+++ Data for this task

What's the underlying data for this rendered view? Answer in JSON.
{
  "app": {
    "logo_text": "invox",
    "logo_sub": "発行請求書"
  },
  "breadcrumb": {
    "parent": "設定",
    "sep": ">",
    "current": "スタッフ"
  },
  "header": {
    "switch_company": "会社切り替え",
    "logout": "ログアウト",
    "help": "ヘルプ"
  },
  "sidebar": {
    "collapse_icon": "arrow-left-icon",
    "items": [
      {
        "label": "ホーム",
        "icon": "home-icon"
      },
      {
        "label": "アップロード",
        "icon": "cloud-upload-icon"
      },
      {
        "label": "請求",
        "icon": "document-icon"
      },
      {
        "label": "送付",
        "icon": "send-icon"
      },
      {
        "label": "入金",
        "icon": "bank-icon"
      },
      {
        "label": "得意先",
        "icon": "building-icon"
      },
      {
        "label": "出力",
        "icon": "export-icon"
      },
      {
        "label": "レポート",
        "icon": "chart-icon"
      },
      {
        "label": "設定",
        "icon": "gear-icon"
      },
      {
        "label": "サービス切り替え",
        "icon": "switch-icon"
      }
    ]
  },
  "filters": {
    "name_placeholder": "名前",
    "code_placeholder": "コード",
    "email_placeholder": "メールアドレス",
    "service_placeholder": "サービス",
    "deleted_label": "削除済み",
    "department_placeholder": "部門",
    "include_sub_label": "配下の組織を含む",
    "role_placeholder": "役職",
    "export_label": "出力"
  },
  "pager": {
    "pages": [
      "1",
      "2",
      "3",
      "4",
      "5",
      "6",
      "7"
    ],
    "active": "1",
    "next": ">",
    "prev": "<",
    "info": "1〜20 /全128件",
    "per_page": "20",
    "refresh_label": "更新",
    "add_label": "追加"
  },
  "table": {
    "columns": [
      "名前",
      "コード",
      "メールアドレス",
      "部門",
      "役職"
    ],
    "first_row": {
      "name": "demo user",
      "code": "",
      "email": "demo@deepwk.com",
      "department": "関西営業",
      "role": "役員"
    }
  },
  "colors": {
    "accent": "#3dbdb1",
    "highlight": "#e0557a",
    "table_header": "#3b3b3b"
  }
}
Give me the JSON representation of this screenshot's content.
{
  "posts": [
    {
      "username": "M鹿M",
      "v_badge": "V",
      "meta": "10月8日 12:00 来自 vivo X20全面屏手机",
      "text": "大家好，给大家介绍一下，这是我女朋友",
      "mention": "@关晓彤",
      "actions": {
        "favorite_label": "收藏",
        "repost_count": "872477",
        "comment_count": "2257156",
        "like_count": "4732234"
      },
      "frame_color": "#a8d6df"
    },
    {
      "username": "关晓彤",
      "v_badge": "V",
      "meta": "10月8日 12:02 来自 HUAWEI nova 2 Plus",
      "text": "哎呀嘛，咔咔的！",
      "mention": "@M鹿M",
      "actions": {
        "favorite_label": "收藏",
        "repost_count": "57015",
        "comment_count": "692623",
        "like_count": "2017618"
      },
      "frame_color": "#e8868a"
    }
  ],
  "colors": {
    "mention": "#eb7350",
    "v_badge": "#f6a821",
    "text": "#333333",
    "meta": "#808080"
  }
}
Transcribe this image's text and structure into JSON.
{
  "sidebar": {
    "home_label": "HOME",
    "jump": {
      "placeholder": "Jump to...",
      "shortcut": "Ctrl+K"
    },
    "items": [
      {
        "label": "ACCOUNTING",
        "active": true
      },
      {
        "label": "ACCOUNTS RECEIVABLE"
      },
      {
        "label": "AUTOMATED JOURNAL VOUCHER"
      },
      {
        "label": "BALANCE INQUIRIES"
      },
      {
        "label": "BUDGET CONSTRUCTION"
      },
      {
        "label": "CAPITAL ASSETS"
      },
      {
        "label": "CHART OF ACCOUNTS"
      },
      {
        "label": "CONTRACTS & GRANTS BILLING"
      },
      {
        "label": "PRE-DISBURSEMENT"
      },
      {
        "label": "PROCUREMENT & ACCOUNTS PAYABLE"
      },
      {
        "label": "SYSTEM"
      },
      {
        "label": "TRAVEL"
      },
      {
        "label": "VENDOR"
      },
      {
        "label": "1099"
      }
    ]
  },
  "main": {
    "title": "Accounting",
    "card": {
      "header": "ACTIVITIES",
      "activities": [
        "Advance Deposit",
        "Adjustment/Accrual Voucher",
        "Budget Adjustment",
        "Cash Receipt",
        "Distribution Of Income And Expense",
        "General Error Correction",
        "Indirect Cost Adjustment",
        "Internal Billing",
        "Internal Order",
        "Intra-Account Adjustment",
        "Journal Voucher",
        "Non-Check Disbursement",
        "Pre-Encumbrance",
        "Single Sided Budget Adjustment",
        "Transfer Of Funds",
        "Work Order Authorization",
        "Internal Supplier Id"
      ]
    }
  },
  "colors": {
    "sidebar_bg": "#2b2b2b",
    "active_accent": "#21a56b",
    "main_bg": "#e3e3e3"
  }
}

++++++

Stated goal
Using the listing above, locate the lines that hold "ACCOUNTS" and copy each one.

Exercise solution
        "label": "ACCOUNTS RECEIVABLE"
        "label": "CHART OF ACCOUNTS"
        "label": "PROCUREMENT & ACCOUNTS PAYABLE"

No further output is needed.